>> start THE DATA

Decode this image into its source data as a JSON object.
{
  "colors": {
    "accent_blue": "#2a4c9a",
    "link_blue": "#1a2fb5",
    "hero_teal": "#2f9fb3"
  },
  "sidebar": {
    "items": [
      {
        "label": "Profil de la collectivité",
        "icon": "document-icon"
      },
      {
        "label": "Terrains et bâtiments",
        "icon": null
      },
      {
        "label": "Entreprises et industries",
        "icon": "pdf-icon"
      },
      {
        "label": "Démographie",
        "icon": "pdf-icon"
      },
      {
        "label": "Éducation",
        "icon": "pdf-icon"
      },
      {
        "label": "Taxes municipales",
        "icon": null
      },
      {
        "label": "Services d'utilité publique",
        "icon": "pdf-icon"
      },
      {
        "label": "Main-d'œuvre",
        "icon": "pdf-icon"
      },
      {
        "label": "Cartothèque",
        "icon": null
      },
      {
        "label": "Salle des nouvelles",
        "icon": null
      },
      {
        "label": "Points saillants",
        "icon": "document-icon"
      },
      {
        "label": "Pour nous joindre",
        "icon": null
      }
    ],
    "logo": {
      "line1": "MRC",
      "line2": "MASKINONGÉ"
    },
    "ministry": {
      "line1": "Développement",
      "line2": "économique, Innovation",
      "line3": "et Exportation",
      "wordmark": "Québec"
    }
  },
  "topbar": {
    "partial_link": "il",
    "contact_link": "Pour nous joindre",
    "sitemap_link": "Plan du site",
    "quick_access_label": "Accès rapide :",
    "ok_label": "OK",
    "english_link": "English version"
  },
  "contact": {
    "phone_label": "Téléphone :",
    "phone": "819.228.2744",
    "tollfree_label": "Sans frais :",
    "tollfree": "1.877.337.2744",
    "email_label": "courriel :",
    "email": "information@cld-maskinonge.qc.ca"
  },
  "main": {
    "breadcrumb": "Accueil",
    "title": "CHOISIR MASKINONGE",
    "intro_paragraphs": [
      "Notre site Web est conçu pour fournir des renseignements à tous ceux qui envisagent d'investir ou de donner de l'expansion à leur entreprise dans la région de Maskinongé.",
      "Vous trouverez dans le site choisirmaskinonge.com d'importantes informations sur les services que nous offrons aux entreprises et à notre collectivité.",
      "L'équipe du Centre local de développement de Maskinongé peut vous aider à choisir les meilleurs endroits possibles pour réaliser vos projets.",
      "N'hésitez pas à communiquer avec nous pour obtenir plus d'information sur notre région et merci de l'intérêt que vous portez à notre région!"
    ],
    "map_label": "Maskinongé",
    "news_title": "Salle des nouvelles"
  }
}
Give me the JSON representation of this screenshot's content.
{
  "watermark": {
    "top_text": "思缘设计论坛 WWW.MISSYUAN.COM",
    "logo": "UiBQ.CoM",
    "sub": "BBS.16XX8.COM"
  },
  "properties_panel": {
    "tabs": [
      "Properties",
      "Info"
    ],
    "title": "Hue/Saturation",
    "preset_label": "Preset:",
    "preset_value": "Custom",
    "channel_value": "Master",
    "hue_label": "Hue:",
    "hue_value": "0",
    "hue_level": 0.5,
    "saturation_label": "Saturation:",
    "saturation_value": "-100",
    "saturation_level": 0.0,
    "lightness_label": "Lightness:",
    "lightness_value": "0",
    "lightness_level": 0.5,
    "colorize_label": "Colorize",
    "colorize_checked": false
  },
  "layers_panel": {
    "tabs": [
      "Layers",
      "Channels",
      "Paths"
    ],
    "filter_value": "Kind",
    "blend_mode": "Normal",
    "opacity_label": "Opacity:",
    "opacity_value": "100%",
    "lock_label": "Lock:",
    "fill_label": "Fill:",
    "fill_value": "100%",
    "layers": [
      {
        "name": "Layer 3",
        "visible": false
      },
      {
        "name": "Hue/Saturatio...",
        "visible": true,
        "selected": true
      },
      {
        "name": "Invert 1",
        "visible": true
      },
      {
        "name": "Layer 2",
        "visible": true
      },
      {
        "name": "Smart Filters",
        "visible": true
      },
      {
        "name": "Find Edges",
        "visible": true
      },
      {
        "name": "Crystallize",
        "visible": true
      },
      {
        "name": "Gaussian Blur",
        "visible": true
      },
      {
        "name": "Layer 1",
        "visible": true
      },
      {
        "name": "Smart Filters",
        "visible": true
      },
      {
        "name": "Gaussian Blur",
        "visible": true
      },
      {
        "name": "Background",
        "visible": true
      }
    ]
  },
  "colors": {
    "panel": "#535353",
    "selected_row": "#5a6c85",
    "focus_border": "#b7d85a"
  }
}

>> end THE DATA

Print nothing but the lines from the line with "Give me the" to the last line of the records above. Both of those lines count.

**RESPONSE TO THE EXERCISE:**
Give me the JSON representation of this screenshot's content.
{
  "watermark": {
    "top_text": "思缘设计论坛 WWW.MISSYUAN.COM",
    "logo": "UiBQ.CoM",
    "sub": "BBS.16XX8.COM"
  },
  "properties_panel": {
    "tabs": [
      "Properties",
      "Info"
    ],
    "title": "Hue/Saturation",
    "preset_label": "Preset:",
    "preset_value": "Custom",
    "channel_value": "Master",
    "hue_label": "Hue:",
    "hue_value": "0",
    "hue_level": 0.5,
    "saturation_label": "Saturation:",
    "saturation_value": "-100",
    "saturation_level": 0.0,
    "lightness_label": "Lightness:",
    "lightness_value": "0",
    "lightness_level": 0.5,
    "colorize_label": "Colorize",
    "colorize_checked": false
  },
  "layers_panel": {
    "tabs": [
      "Layers",
      "Channels",
      "Paths"
    ],
    "filter_value": "Kind",
    "blend_mode": "Normal",
    "opacity_label": "Opacity:",
    "opacity_value": "100%",
    "lock_label": "Lock:",
    "fill_label": "Fill:",
    "fill_value": "100%",
    "layers": [
      {
        "name": "Layer 3",
        "visible": false
      },
      {
        "name": "Hue/Saturatio...",
        "visible": true,
        "selected": true
      },
      {
        "name": "Invert 1",
        "visible": true
      },
      {
        "name": "Layer 2",
        "visible": true
      },
      {
        "name": "Smart Filters",
        "visible": true
      },
      {
        "name": "Find Edges",
        "visible": true
      },
      {
        "name": "Crystallize",
        "visible": true
      },
      {
        "name": "Gaussian Blur",
        "visible": true
      },
      {
        "name": "Layer 1",
        "visible": true
      },
      {
        "name": "Smart Filters",
        "visible": true
      },
      {
        "name": "Gaussian Blur",
        "visible": true
      },
      {
        "name": "Background",
        "visible": true
      }
    ]
  },
  "colors": {
    "panel": "#535353",
    "selected_row": "#5a6c85",
    "focus_border": "#b7d85a"
  }
}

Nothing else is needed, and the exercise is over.